#### [INSTRUCTION]
Pull every line of the material out word for word, leaving the pictures out of your answer.

Saved items:
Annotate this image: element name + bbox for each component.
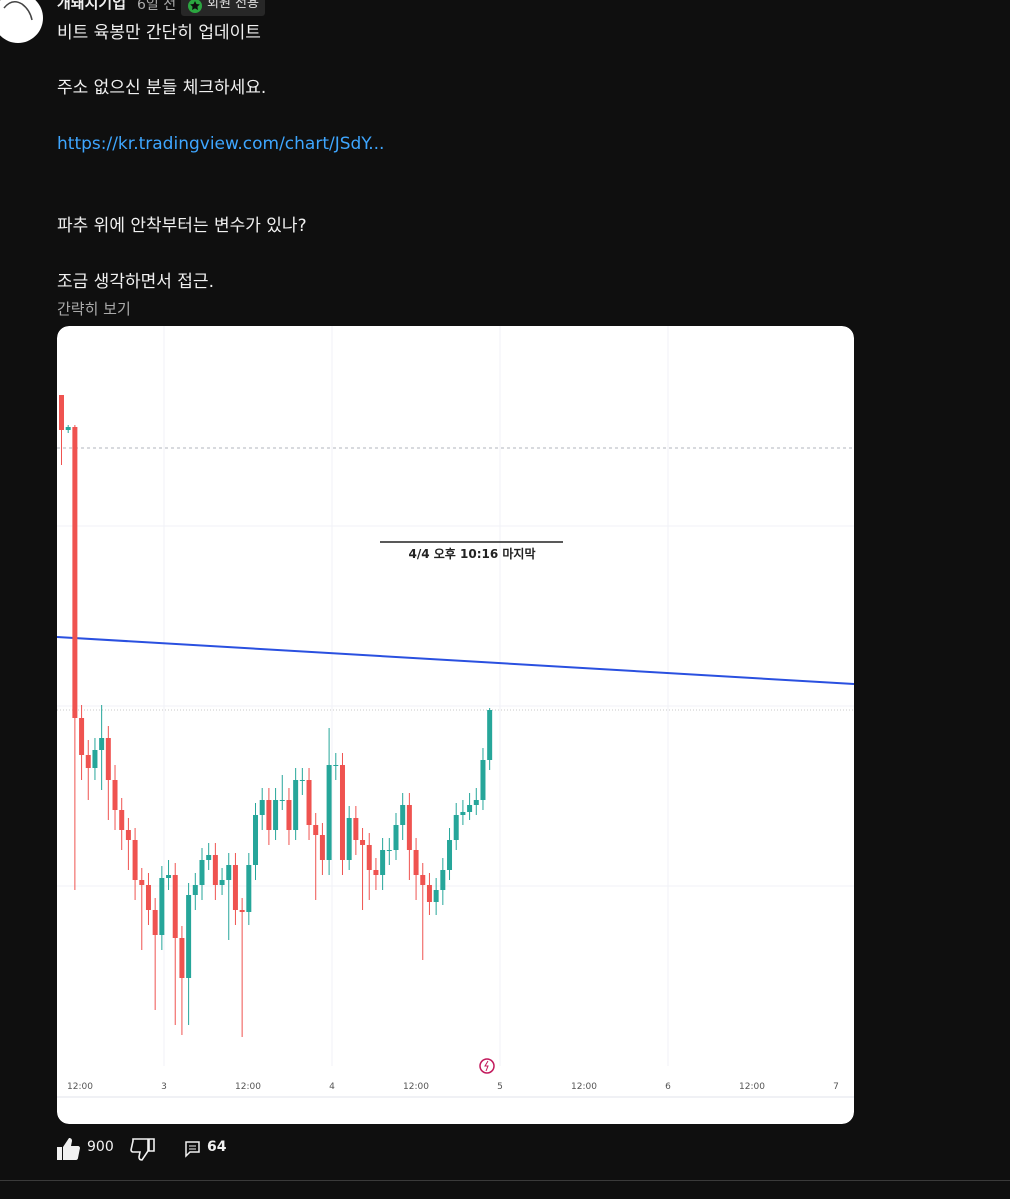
candle-body	[426, 885, 432, 902]
candle-body	[259, 800, 265, 815]
candle-body	[166, 875, 172, 878]
candle-body	[145, 885, 151, 910]
candle-body	[65, 427, 71, 430]
comment-count: 64	[207, 1139, 227, 1155]
candle-body	[433, 890, 439, 902]
chart-image: 4/4 오후 10:16 마지막 12:00 3 12:00 4 12:00 5 12:00…	[57, 326, 854, 1124]
candle-body	[253, 815, 259, 865]
candle-body	[313, 825, 319, 835]
candle-body	[105, 738, 111, 780]
candle-body	[273, 800, 279, 830]
candle-body	[212, 855, 218, 885]
candle-body	[99, 738, 105, 750]
x-tick-label: 12:00	[739, 1082, 765, 1092]
candle-body	[326, 765, 332, 860]
candle-body	[59, 395, 64, 430]
candle-body	[226, 865, 232, 880]
candle-body	[480, 760, 486, 800]
x-tick-label: 3	[161, 1082, 167, 1092]
candle-body	[266, 800, 272, 830]
x-tick-label: 12:00	[67, 1082, 93, 1092]
x-tick-label: 7	[833, 1082, 839, 1092]
candle-body	[199, 860, 205, 885]
post-line: 주소 없으신 분들 체크하세요.	[57, 78, 267, 98]
candle-body	[406, 805, 412, 850]
candle-body	[172, 875, 178, 938]
candle-body	[333, 765, 339, 766]
candle-body	[206, 855, 212, 860]
candle-body	[159, 878, 165, 935]
candle-body	[420, 875, 426, 885]
candle-body	[373, 870, 379, 875]
like-count: 900	[87, 1139, 114, 1155]
candle-body	[346, 818, 352, 860]
x-tick-label: 4	[329, 1082, 335, 1092]
candle-body	[339, 765, 345, 860]
annotation: 4/4 오후 10:16 마지막	[408, 546, 535, 561]
candle-body	[92, 750, 98, 768]
candle-body	[453, 815, 459, 840]
divider	[0, 1180, 1010, 1181]
candle-body	[353, 818, 359, 840]
candle-body	[393, 825, 399, 850]
candle-body	[386, 850, 392, 851]
candle-body	[79, 718, 85, 755]
post-line: 조금 생각하면서 접근.	[57, 272, 214, 292]
post-line: 비트 육봉만 간단히 업데이트	[57, 23, 261, 43]
candle-body	[400, 805, 406, 825]
x-tick-label: 12:00	[235, 1082, 261, 1092]
dislike-button[interactable]	[130, 1137, 156, 1163]
candle-body	[473, 800, 479, 805]
candle-body	[125, 830, 131, 840]
candle-body	[179, 938, 185, 978]
candle-body	[440, 870, 446, 890]
x-tick-label: 6	[665, 1082, 671, 1092]
badge-text: 회원 전용	[207, 0, 259, 11]
candle-body	[85, 755, 91, 768]
candle-body	[460, 812, 466, 815]
candle-body	[487, 710, 493, 760]
candle-body	[286, 800, 292, 830]
post-link[interactable]: https://kr.tradingview.com/chart/JSdY...	[57, 134, 385, 154]
candle-body	[246, 865, 252, 912]
badge: 회원 전용	[181, 0, 265, 16]
avatar[interactable]	[0, 0, 44, 44]
x-tick-label: 12:00	[571, 1082, 597, 1092]
candle-body	[279, 800, 285, 801]
x-tick-label: 5	[497, 1082, 503, 1092]
author[interactable]: 개돼지기업	[57, 0, 127, 12]
candle-body	[467, 805, 473, 812]
candle-body	[139, 880, 145, 885]
candle-body	[232, 865, 238, 910]
candle-body	[239, 910, 245, 912]
post-line: 파추 위에 안착부터는 변수가 있나?	[57, 216, 307, 236]
candle-body	[112, 780, 118, 810]
candle-body	[360, 840, 366, 845]
comment-icon[interactable]	[184, 1140, 202, 1158]
candle-body	[72, 427, 78, 718]
candle-body	[152, 910, 158, 935]
candle-body	[219, 880, 225, 885]
x-tick-label: 12:00	[403, 1082, 429, 1092]
show-less[interactable]: 간략히 보기	[57, 300, 131, 318]
candle-body	[380, 850, 386, 875]
candle-body	[447, 840, 453, 870]
candle-body	[186, 895, 192, 978]
like-button[interactable]	[55, 1136, 81, 1162]
candle-body	[319, 835, 325, 860]
candle-body	[306, 780, 312, 825]
candle-body	[119, 810, 125, 830]
candle-body	[299, 780, 305, 781]
candle-body	[413, 850, 419, 875]
candle-body	[192, 885, 198, 895]
candle-body	[293, 780, 299, 830]
time: 6일 전	[137, 0, 177, 13]
trendline	[57, 636, 854, 685]
candle-body	[366, 845, 372, 870]
candle-body	[132, 840, 138, 880]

#### [FULL OUTPUT]
Annotate this image: element name + bbox for each component.
candle-body	[426, 885, 432, 902]
candle-body	[259, 800, 265, 815]
candle-body	[166, 875, 172, 878]
candle-body	[145, 885, 151, 910]
candle-body	[65, 427, 71, 430]
comment-count: 64	[207, 1139, 227, 1155]
candle-body	[433, 890, 439, 902]
chart-image: 4/4 오후 10:16 마지막 12:00 3 12:00 4 12:00 5 12:00…	[57, 326, 854, 1124]
candle-body	[253, 815, 259, 865]
candle-body	[313, 825, 319, 835]
candle-body	[105, 738, 111, 780]
candle-body	[273, 800, 279, 830]
candle-body	[212, 855, 218, 885]
candle-body	[99, 738, 105, 750]
x-tick-label: 12:00	[739, 1082, 765, 1092]
candle-body	[326, 765, 332, 860]
candle-body	[59, 395, 64, 430]
candle-body	[226, 865, 232, 880]
candle-body	[480, 760, 486, 800]
x-tick-label: 3	[161, 1082, 167, 1092]
candle-body	[266, 800, 272, 830]
x-tick-label: 12:00	[67, 1082, 93, 1092]
x-tick-label: 7	[833, 1082, 839, 1092]
candle-body	[199, 860, 205, 885]
post-line: 주소 없으신 분들 체크하세요.	[57, 78, 267, 98]
candle-body	[406, 805, 412, 850]
candle-body	[172, 875, 178, 938]
candle-body	[333, 765, 339, 766]
candle-body	[206, 855, 212, 860]
candle-body	[159, 878, 165, 935]
candle-body	[420, 875, 426, 885]
candle-body	[373, 870, 379, 875]
like-count: 900	[87, 1139, 114, 1155]
candle-body	[346, 818, 352, 860]
x-tick-label: 4	[329, 1082, 335, 1092]
candle-body	[339, 765, 345, 860]
annotation: 4/4 오후 10:16 마지막	[408, 546, 535, 561]
candle-body	[92, 750, 98, 768]
candle-body	[453, 815, 459, 840]
divider	[0, 1180, 1010, 1181]
candle-body	[353, 818, 359, 840]
candle-body	[393, 825, 399, 850]
candle-body	[386, 850, 392, 851]
candle-body	[79, 718, 85, 755]
post-line: 조금 생각하면서 접근.	[57, 272, 214, 292]
post-line: 비트 육봉만 간단히 업데이트	[57, 23, 261, 43]
candle-body	[400, 805, 406, 825]
x-tick-label: 12:00	[235, 1082, 261, 1092]
dislike-button[interactable]	[130, 1137, 156, 1163]
candle-body	[473, 800, 479, 805]
candle-body	[125, 830, 131, 840]
candle-body	[179, 938, 185, 978]
candle-body	[440, 870, 446, 890]
x-tick-label: 6	[665, 1082, 671, 1092]
badge-text: 회원 전용	[207, 0, 259, 11]
candle-body	[85, 755, 91, 768]
candle-body	[460, 812, 466, 815]
candle-body	[487, 710, 493, 760]
candle-body	[286, 800, 292, 830]
post-link[interactable]: https://kr.tradingview.com/chart/JSdY...	[57, 134, 385, 154]
candle-body	[246, 865, 252, 912]
badge: 회원 전용	[181, 0, 265, 16]
avatar[interactable]	[0, 0, 44, 44]
x-tick-label: 12:00	[571, 1082, 597, 1092]
candle-body	[279, 800, 285, 801]
x-tick-label: 5	[497, 1082, 503, 1092]
author[interactable]: 개돼지기업	[57, 0, 127, 12]
candle-body	[467, 805, 473, 812]
candle-body	[139, 880, 145, 885]
candle-body	[232, 865, 238, 910]
candle-body	[239, 910, 245, 912]
post-line: 파추 위에 안착부터는 변수가 있나?	[57, 216, 307, 236]
candle-body	[112, 780, 118, 810]
candle-body	[360, 840, 366, 845]
comment-icon[interactable]	[184, 1140, 202, 1158]
candle-body	[72, 427, 78, 718]
candle-body	[152, 910, 158, 935]
candle-body	[219, 880, 225, 885]
x-tick-label: 12:00	[403, 1082, 429, 1092]
show-less[interactable]: 간략히 보기	[57, 300, 131, 318]
candle-body	[380, 850, 386, 875]
candle-body	[447, 840, 453, 870]
candle-body	[186, 895, 192, 978]
like-button[interactable]	[55, 1136, 81, 1162]
candle-body	[319, 835, 325, 860]
candle-body	[306, 780, 312, 825]
candle-body	[119, 810, 125, 830]
candle-body	[299, 780, 305, 781]
candle-body	[413, 850, 419, 875]
candle-body	[192, 885, 198, 895]
candle-body	[293, 780, 299, 830]
time: 6일 전	[137, 0, 177, 13]
trendline	[57, 636, 854, 685]
candle-body	[366, 845, 372, 870]
candle-body	[132, 840, 138, 880]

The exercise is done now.